### Provided data

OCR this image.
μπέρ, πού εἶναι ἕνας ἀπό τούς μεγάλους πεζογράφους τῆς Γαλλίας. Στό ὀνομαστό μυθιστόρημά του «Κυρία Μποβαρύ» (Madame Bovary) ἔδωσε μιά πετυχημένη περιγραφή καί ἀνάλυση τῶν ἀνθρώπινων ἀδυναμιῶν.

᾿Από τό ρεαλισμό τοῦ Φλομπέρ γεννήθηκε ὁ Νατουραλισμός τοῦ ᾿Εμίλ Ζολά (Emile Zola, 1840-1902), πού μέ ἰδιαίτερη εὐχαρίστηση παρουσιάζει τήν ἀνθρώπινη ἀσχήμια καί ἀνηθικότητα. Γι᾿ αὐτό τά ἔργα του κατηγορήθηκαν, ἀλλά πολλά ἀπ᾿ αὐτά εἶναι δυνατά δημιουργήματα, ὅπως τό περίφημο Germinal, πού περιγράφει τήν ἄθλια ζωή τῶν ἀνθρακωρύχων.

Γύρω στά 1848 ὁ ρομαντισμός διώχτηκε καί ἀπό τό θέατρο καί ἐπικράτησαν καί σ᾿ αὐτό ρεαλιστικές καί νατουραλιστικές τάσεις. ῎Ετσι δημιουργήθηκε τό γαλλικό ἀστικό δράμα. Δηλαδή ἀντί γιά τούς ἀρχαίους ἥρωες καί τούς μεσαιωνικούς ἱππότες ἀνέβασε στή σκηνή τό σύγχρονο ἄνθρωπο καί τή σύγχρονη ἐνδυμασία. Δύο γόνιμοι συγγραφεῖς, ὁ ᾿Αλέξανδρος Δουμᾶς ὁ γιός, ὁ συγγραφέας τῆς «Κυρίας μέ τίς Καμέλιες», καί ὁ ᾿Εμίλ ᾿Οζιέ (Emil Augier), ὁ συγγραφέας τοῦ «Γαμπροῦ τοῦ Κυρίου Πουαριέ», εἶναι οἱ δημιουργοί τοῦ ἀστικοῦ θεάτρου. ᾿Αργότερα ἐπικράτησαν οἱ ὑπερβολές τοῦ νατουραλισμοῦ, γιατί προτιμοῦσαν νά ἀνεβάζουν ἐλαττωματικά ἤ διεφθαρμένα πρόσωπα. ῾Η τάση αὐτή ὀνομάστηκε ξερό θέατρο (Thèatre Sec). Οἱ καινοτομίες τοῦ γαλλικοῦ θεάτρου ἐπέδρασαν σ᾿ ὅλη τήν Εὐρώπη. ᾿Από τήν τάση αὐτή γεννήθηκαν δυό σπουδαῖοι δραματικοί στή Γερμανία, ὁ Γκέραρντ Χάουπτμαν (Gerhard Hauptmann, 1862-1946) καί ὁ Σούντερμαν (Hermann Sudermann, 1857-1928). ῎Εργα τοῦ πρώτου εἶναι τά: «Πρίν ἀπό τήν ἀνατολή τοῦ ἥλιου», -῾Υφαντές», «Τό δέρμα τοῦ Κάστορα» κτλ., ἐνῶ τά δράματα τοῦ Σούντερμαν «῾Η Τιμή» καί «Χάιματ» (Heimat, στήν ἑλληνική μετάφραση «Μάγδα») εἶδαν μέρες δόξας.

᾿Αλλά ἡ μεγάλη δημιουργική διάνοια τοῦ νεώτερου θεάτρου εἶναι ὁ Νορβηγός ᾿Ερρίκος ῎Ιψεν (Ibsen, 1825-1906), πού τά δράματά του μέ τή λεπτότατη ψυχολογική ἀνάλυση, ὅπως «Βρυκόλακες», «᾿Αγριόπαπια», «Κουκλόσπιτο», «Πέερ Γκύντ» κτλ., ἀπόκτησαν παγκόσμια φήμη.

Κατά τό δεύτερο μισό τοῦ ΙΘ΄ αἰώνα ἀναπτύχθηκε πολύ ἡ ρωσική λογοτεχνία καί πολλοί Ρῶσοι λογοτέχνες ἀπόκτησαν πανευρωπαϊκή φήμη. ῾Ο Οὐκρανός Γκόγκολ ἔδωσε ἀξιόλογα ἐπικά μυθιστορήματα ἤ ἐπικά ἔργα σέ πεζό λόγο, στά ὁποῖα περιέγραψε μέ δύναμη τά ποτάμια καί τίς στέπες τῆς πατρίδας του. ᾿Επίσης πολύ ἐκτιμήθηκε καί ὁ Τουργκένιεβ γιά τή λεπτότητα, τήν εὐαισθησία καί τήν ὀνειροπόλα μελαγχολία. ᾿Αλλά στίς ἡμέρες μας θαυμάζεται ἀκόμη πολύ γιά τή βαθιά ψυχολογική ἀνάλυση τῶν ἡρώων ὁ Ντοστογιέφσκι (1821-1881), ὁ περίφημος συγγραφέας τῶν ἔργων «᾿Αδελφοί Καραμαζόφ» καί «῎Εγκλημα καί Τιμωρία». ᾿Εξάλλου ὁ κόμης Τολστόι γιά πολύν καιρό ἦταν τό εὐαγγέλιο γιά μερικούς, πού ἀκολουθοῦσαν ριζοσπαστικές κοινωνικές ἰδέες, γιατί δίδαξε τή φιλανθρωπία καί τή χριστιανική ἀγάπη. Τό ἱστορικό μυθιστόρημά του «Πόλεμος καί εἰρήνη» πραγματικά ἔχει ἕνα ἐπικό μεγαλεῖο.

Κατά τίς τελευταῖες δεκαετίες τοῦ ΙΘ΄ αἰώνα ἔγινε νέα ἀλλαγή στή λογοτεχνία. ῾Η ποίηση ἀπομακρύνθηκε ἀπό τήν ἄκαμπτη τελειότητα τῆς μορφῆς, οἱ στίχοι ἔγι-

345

### Problem to work on
Above are some records; extract every one of them exactly.

### In response
OCR this image.
μπέρ, πού εἶναι ἕνας ἀπό τούς μεγάλους πεζογράφους τῆς Γαλλίας. Στό ὀνομαστό μυθιστόρημά του «Κυρία Μποβαρύ» (Madame Bovary) ἔδωσε μιά πετυχημένη περιγραφή καί ἀνάλυση τῶν ἀνθρώπινων ἀδυναμιῶν.

᾿Από τό ρεαλισμό τοῦ Φλομπέρ γεννήθηκε ὁ Νατουραλισμός τοῦ ᾿Εμίλ Ζολά (Emile Zola, 1840-1902), πού μέ ἰδιαίτερη εὐχαρίστηση παρουσιάζει τήν ἀνθρώπινη ἀσχήμια καί ἀνηθικότητα. Γι᾿ αὐτό τά ἔργα του κατηγορήθηκαν, ἀλλά πολλά ἀπ᾿ αὐτά εἶναι δυνατά δημιουργήματα, ὅπως τό περίφημο Germinal, πού περιγράφει τήν ἄθλια ζωή τῶν ἀνθρακωρύχων.

Γύρω στά 1848 ὁ ρομαντισμός διώχτηκε καί ἀπό τό θέατρο καί ἐπικράτησαν καί σ᾿ αὐτό ρεαλιστικές καί νατουραλιστικές τάσεις. ῎Ετσι δημιουργήθηκε τό γαλλικό ἀστικό δράμα. Δηλαδή ἀντί γιά τούς ἀρχαίους ἥρωες καί τούς μεσαιωνικούς ἱππότες ἀνέβασε στή σκηνή τό σύγχρονο ἄνθρωπο καί τή σύγχρονη ἐνδυμασία. Δύο γόνιμοι συγγραφεῖς, ὁ ᾿Αλέξανδρος Δουμᾶς ὁ γιός, ὁ συγγραφέας τῆς «Κυρίας μέ τίς Καμέλιες», καί ὁ ᾿Εμίλ ᾿Οζιέ (Emil Augier), ὁ συγγραφέας τοῦ «Γαμπροῦ τοῦ Κυρίου Πουαριέ», εἶναι οἱ δημιουργοί τοῦ ἀστικοῦ θεάτρου. ᾿Αργότερα ἐπικράτησαν οἱ ὑπερβολές τοῦ νατουραλισμοῦ, γιατί προτιμοῦσαν νά ἀνεβάζουν ἐλαττωματικά ἤ διεφθαρμένα πρόσωπα. ῾Η τάση αὐτή ὀνομάστηκε ξερό θέατρο (Thèatre Sec). Οἱ καινοτομίες τοῦ γαλλικοῦ θεάτρου ἐπέδρασαν σ᾿ ὅλη τήν Εὐρώπη. ᾿Από τήν τάση αὐτή γεννήθηκαν δυό σπουδαῖοι δραματικοί στή Γερμανία, ὁ Γκέραρντ Χάουπτμαν (Gerhard Hauptmann, 1862-1946) καί ὁ Σούντερμαν (Hermann Sudermann, 1857-1928). ῎Εργα τοῦ πρώτου εἶναι τά: «Πρίν ἀπό τήν ἀνατολή τοῦ ἥλιου», -῾Υφαντές», «Τό δέρμα τοῦ Κάστορα» κτλ., ἐνῶ τά δράματα τοῦ Σούντερμαν «῾Η Τιμή» καί «Χάιματ» (Heimat, στήν ἑλληνική μετάφραση «Μάγδα») εἶδαν μέρες δόξας.

᾿Αλλά ἡ μεγάλη δημιουργική διάνοια τοῦ νεώτερου θεάτρου εἶναι ὁ Νορβηγός ᾿Ερρίκος ῎Ιψεν (Ibsen, 1825-1906), πού τά δράματά του μέ τή λεπτότατη ψυχολογική ἀνάλυση, ὅπως «Βρυκόλακες», «᾿Αγριόπαπια», «Κουκλόσπιτο», «Πέερ Γκύντ» κτλ., ἀπόκτησαν παγκόσμια φήμη.

Κατά τό δεύτερο μισό τοῦ ΙΘ΄ αἰώνα ἀναπτύχθηκε πολύ ἡ ρωσική λογοτεχνία καί πολλοί Ρῶσοι λογοτέχνες ἀπόκτησαν πανευρωπαϊκή φήμη. ῾Ο Οὐκρανός Γκόγκολ ἔδωσε ἀξιόλογα ἐπικά μυθιστορήματα ἤ ἐπικά ἔργα σέ πεζό λόγο, στά ὁποῖα περιέγραψε μέ δύναμη τά ποτάμια καί τίς στέπες τῆς πατρίδας του. ᾿Επίσης πολύ ἐκτιμήθηκε καί ὁ Τουργκένιεβ γιά τή λεπτότητα, τήν εὐαισθησία καί τήν ὀνειροπόλα μελαγχολία. ᾿Αλλά στίς ἡμέρες μας θαυμάζεται ἀκόμη πολύ γιά τή βαθιά ψυχολογική ἀνάλυση τῶν ἡρώων ὁ Ντοστογιέφσκι (1821-1881), ὁ περίφημος συγγραφέας τῶν ἔργων «᾿Αδελφοί Καραμαζόφ» καί «῎Εγκλημα καί Τιμωρία». ᾿Εξάλλου ὁ κόμης Τολστόι γιά πολύν καιρό ἦταν τό εὐαγγέλιο γιά μερικούς, πού ἀκολουθοῦσαν ριζοσπαστικές κοινωνικές ἰδέες, γιατί δίδαξε τή φιλανθρωπία καί τή χριστιανική ἀγάπη. Τό ἱστορικό μυθιστόρημά του «Πόλεμος καί εἰρήνη» πραγματικά ἔχει ἕνα ἐπικό μεγαλεῖο.

Κατά τίς τελευταῖες δεκαετίες τοῦ ΙΘ΄ αἰώνα ἔγινε νέα ἀλλαγή στή λογοτεχνία. ῾Η ποίηση ἀπομακρύνθηκε ἀπό τήν ἄκαμπτη τελειότητα τῆς μορφῆς, οἱ στίχοι ἔγι-

345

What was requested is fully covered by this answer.